Stored rows:
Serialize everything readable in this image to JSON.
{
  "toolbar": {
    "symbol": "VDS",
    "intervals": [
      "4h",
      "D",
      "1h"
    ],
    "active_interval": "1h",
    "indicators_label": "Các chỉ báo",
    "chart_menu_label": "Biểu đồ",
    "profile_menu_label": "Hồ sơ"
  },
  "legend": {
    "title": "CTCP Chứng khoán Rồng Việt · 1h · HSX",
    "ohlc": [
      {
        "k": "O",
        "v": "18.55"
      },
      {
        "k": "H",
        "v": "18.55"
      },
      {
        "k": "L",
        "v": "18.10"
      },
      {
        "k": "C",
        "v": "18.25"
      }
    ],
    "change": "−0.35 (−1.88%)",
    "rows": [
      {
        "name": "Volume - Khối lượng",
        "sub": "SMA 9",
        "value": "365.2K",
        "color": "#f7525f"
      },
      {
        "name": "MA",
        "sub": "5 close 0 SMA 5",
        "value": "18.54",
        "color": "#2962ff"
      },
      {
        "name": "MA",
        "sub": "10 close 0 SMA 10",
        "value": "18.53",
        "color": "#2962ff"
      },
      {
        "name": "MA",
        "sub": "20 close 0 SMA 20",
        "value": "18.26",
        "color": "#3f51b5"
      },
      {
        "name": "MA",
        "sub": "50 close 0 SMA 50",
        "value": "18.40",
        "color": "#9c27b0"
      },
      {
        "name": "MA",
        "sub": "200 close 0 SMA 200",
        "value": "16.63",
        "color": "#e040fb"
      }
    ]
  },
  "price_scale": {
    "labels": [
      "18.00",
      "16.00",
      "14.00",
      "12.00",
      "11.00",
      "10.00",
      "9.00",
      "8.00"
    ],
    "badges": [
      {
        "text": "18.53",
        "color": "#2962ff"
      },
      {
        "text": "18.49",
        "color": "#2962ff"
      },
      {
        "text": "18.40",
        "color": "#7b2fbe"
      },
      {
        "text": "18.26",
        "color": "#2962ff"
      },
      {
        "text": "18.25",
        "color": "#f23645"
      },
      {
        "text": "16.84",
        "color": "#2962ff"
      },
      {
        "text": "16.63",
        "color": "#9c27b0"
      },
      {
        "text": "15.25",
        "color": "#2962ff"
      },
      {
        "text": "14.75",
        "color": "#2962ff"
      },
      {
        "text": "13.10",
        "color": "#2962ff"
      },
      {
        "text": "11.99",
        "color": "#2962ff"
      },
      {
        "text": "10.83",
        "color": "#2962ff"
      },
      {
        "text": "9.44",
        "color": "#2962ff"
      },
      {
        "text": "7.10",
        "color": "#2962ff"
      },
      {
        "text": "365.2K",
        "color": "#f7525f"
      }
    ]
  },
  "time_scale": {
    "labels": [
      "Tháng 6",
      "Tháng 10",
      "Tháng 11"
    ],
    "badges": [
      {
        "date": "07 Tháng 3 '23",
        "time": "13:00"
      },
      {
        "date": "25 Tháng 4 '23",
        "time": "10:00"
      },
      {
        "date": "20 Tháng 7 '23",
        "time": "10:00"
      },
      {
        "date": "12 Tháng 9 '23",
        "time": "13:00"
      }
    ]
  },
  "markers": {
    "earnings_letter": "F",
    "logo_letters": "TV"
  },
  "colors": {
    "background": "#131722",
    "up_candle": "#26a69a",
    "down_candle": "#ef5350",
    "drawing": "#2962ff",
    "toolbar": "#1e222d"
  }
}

Aim:
Copy out every line in the listing where the word "value" appears.

Reply:
        "value": "365.2K",
        "value": "18.54",
        "value": "18.53",
        "value": "18.26",
        "value": "18.40",
        "value": "16.63",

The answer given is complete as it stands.